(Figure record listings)
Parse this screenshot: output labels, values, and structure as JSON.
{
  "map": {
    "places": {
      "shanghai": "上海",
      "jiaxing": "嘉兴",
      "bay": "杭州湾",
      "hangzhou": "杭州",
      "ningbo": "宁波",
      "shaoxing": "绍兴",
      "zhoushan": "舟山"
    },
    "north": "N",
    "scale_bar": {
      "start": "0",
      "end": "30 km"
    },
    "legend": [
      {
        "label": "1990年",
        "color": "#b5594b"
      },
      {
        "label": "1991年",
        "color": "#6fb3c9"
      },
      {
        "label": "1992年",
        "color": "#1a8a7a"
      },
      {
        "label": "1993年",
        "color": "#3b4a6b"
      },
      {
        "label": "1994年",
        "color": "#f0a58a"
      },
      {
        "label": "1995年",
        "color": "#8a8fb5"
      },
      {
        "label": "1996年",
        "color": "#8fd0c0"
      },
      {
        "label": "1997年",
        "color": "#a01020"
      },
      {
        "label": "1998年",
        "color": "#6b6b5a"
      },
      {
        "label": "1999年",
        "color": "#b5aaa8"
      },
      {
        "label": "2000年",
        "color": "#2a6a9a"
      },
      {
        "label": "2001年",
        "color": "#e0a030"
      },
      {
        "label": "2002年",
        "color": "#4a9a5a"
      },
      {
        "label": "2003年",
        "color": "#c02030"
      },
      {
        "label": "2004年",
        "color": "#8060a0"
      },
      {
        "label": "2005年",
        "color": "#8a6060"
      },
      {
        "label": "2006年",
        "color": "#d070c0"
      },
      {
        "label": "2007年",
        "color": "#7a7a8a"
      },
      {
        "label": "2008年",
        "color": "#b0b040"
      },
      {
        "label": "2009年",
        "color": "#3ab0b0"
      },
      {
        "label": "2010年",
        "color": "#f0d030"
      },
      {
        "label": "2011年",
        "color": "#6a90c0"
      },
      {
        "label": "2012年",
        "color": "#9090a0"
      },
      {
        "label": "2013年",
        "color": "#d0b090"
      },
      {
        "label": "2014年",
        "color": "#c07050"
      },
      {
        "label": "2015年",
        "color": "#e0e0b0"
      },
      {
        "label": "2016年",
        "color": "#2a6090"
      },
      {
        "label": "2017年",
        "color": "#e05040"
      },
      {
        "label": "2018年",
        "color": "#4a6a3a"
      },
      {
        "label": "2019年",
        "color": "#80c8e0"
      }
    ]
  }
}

Exercise requirements ▸ Would you restate each of the entries word for word?

Answer for the task ▸
Parse this screenshot: output labels, values, and structure as JSON.
{
  "map": {
    "places": {
      "shanghai": "上海",
      "jiaxing": "嘉兴",
      "bay": "杭州湾",
      "hangzhou": "杭州",
      "ningbo": "宁波",
      "shaoxing": "绍兴",
      "zhoushan": "舟山"
    },
    "north": "N",
    "scale_bar": {
      "start": "0",
      "end": "30 km"
    },
    "legend": [
      {
        "label": "1990年",
        "color": "#b5594b"
      },
      {
        "label": "1991年",
        "color": "#6fb3c9"
      },
      {
        "label": "1992年",
        "color": "#1a8a7a"
      },
      {
        "label": "1993年",
        "color": "#3b4a6b"
      },
      {
        "label": "1994年",
        "color": "#f0a58a"
      },
      {
        "label": "1995年",
        "color": "#8a8fb5"
      },
      {
        "label": "1996年",
        "color": "#8fd0c0"
      },
      {
        "label": "1997年",
        "color": "#a01020"
      },
      {
        "label": "1998年",
        "color": "#6b6b5a"
      },
      {
        "label": "1999年",
        "color": "#b5aaa8"
      },
      {
        "label": "2000年",
        "color": "#2a6a9a"
      },
      {
        "label": "2001年",
        "color": "#e0a030"
      },
      {
        "label": "2002年",
        "color": "#4a9a5a"
      },
      {
        "label": "2003年",
        "color": "#c02030"
      },
      {
        "label": "2004年",
        "color": "#8060a0"
      },
      {
        "label": "2005年",
        "color": "#8a6060"
      },
      {
        "label": "2006年",
        "color": "#d070c0"
      },
      {
        "label": "2007年",
        "color": "#7a7a8a"
      },
      {
        "label": "2008年",
        "color": "#b0b040"
      },
      {
        "label": "2009年",
        "color": "#3ab0b0"
      },
      {
        "label": "2010年",
        "color": "#f0d030"
      },
      {
        "label": "2011年",
        "color": "#6a90c0"
      },
      {
        "label": "2012年",
        "color": "#9090a0"
      },
      {
        "label": "2013年",
        "color": "#d0b090"
      },
      {
        "label": "2014年",
        "color": "#c07050"
      },
      {
        "label": "2015年",
        "color": "#e0e0b0"
      },
      {
        "label": "2016年",
        "color": "#2a6090"
      },
      {
        "label": "2017年",
        "color": "#e05040"
      },
      {
        "label": "2018年",
        "color": "#4a6a3a"
      },
      {
        "label": "2019年",
        "color": "#80c8e0"
      }
    ]
  }
}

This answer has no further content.